_Input rows_.
════════
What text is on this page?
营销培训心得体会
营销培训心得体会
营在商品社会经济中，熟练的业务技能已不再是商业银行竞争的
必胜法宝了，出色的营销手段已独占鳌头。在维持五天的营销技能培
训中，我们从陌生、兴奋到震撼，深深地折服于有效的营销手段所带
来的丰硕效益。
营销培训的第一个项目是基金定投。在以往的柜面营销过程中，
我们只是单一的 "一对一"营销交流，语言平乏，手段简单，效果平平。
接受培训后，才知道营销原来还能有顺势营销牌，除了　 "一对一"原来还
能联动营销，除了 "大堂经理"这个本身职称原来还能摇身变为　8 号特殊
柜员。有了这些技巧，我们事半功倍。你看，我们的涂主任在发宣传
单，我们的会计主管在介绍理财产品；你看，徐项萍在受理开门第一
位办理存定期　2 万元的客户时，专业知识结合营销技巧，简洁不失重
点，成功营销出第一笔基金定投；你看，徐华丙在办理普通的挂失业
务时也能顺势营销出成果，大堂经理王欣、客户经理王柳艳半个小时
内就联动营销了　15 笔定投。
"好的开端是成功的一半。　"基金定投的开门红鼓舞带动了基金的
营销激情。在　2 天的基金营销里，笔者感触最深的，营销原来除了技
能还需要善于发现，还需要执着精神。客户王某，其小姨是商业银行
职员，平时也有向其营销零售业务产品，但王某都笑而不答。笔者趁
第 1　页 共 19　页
════════
_Goal_. Reproduce the full listing above, character for character.

_Written answer_.
What text is on this page?
营销培训心得体会
营销培训心得体会
营在商品社会经济中，熟练的业务技能已不再是商业银行竞争的
必胜法宝了，出色的营销手段已独占鳌头。在维持五天的营销技能培
训中，我们从陌生、兴奋到震撼，深深地折服于有效的营销手段所带
来的丰硕效益。
营销培训的第一个项目是基金定投。在以往的柜面营销过程中，
我们只是单一的 "一对一"营销交流，语言平乏，手段简单，效果平平。
接受培训后，才知道营销原来还能有顺势营销牌，除了　 "一对一"原来还
能联动营销，除了 "大堂经理"这个本身职称原来还能摇身变为　8 号特殊
柜员。有了这些技巧，我们事半功倍。你看，我们的涂主任在发宣传
单，我们的会计主管在介绍理财产品；你看，徐项萍在受理开门第一
位办理存定期　2 万元的客户时，专业知识结合营销技巧，简洁不失重
点，成功营销出第一笔基金定投；你看，徐华丙在办理普通的挂失业
务时也能顺势营销出成果，大堂经理王欣、客户经理王柳艳半个小时
内就联动营销了　15 笔定投。
"好的开端是成功的一半。　"基金定投的开门红鼓舞带动了基金的
营销激情。在　2 天的基金营销里，笔者感触最深的，营销原来除了技
能还需要善于发现，还需要执着精神。客户王某，其小姨是商业银行
职员，平时也有向其营销零售业务产品，但王某都笑而不答。笔者趁
第 1　页 共 19　页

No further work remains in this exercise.